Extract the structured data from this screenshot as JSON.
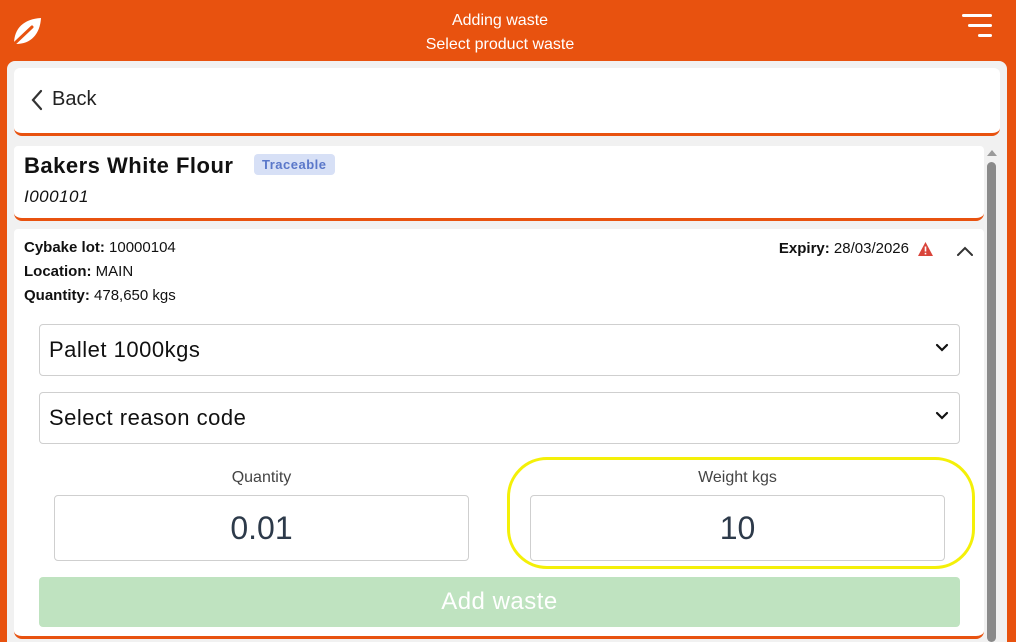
{
  "header": {
    "title": "Adding waste",
    "subtitle": "Select product waste",
    "logo_icon": "leaf-icon",
    "menu_icon": "menu-icon"
  },
  "nav": {
    "back_label": "Back"
  },
  "product": {
    "name": "Bakers White Flour",
    "badge": "Traceable",
    "code": "I000101"
  },
  "lot": {
    "lot_label": "Cybake lot:",
    "lot_value": "10000104",
    "location_label": "Location:",
    "location_value": "MAIN",
    "quantity_label": "Quantity:",
    "quantity_value": "478,650 kgs",
    "expiry_label": "Expiry:",
    "expiry_value": "28/03/2026"
  },
  "form": {
    "unit_select": "Pallet 1000kgs",
    "reason_select": "Select reason code",
    "quantity_label": "Quantity",
    "quantity_value": "0.01",
    "weight_label": "Weight kgs",
    "weight_value": "10",
    "add_button": "Add waste"
  },
  "colors": {
    "brand": "#e8520f",
    "badge_bg": "#d7e0f6",
    "badge_text": "#5a77c9",
    "button_disabled": "#bfe3c0",
    "highlight": "#f4f008"
  }
}
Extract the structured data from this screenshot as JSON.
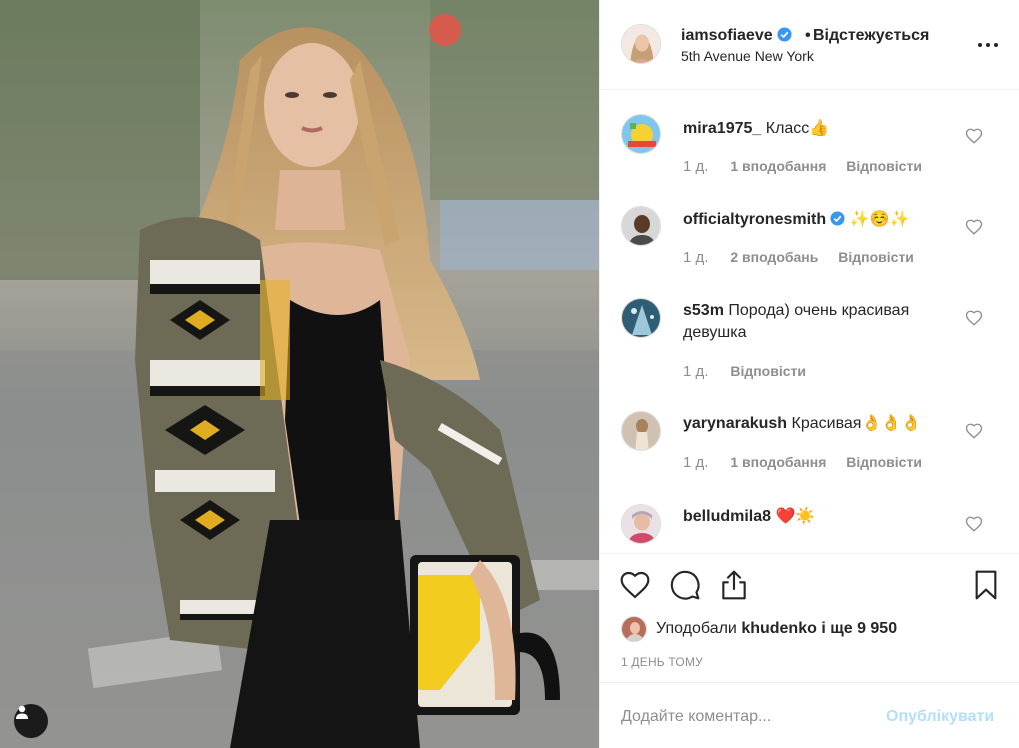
{
  "header": {
    "username": "iamsofiaeve",
    "separator": "•",
    "follow_status": "Відстежується",
    "location": "5th Avenue New York"
  },
  "comments": [
    {
      "username": "mira1975_",
      "text": "Класс👍",
      "time": "1 д.",
      "likes": "1 вподобання",
      "reply": "Відповісти"
    },
    {
      "username": "officialtyronesmith",
      "text": "✨☺️✨",
      "time": "1 д.",
      "likes": "2 вподобань",
      "reply": "Відповісти"
    },
    {
      "username": "s53m",
      "text": "Порода) очень красивая девушка",
      "time": "1 д.",
      "reply": "Відповісти"
    },
    {
      "username": "yarynarakush",
      "text": "Красивая👌👌👌",
      "time": "1 д.",
      "likes": "1 вподобання",
      "reply": "Відповісти"
    },
    {
      "username": "belludmila8",
      "text": "❤️☀️"
    }
  ],
  "likes": {
    "prefix": "Уподобали",
    "user": "khudenko",
    "suffix": "і ще 9 950"
  },
  "time_ago": "1 ДЕНЬ ТОМУ",
  "add_comment": {
    "placeholder": "Додайте коментар...",
    "post_label": "Опублікувати"
  },
  "colors": {
    "verified": "#3897f0",
    "muted_text": "#8e8e8e",
    "post_disabled": "#b2dffc",
    "border": "#efefef"
  }
}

**Directions for this task:**
Return each line of the data, keeping its wording exact and omitting pictures.

**Solution to this exercise:**
Extract the structured data from this screenshot as JSON.
{
  "header": {
    "title": "Adding waste",
    "subtitle": "Select product waste",
    "logo_icon": "leaf-icon",
    "menu_icon": "menu-icon"
  },
  "nav": {
    "back_label": "Back"
  },
  "product": {
    "name": "Bakers White Flour",
    "badge": "Traceable",
    "code": "I000101"
  },
  "lot": {
    "lot_label": "Cybake lot:",
    "lot_value": "10000104",
    "location_label": "Location:",
    "location_value": "MAIN",
    "quantity_label": "Quantity:",
    "quantity_value": "478,650 kgs",
    "expiry_label": "Expiry:",
    "expiry_value": "28/03/2026"
  },
  "form": {
    "unit_select": "Pallet 1000kgs",
    "reason_select": "Select reason code",
    "quantity_label": "Quantity",
    "quantity_value": "0.01",
    "weight_label": "Weight kgs",
    "weight_value": "10",
    "add_button": "Add waste"
  },
  "colors": {
    "brand": "#e8520f",
    "badge_bg": "#d7e0f6",
    "badge_text": "#5a77c9",
    "button_disabled": "#bfe3c0",
    "highlight": "#f4f008"
  }
}
Extract the structured data from this screenshot as JSON.
{
  "header": {
    "username": "iamsofiaeve",
    "separator": "•",
    "follow_status": "Відстежується",
    "location": "5th Avenue New York"
  },
  "comments": [
    {
      "username": "mira1975_",
      "text": "Класс👍",
      "time": "1 д.",
      "likes": "1 вподобання",
      "reply": "Відповісти"
    },
    {
      "username": "officialtyronesmith",
      "text": "✨☺️✨",
      "time": "1 д.",
      "likes": "2 вподобань",
      "reply": "Відповісти"
    },
    {
      "username": "s53m",
      "text": "Порода) очень красивая девушка",
      "time": "1 д.",
      "reply": "Відповісти"
    },
    {
      "username": "yarynarakush",
      "text": "Красивая👌👌👌",
      "time": "1 д.",
      "likes": "1 вподобання",
      "reply": "Відповісти"
    },
    {
      "username": "belludmila8",
      "text": "❤️☀️"
    }
  ],
  "likes": {
    "prefix": "Уподобали",
    "user": "khudenko",
    "suffix": "і ще 9 950"
  },
  "time_ago": "1 ДЕНЬ ТОМУ",
  "add_comment": {
    "placeholder": "Додайте коментар...",
    "post_label": "Опублікувати"
  },
  "colors": {
    "verified": "#3897f0",
    "muted_text": "#8e8e8e",
    "post_disabled": "#b2dffc",
    "border": "#efefef"
  }
}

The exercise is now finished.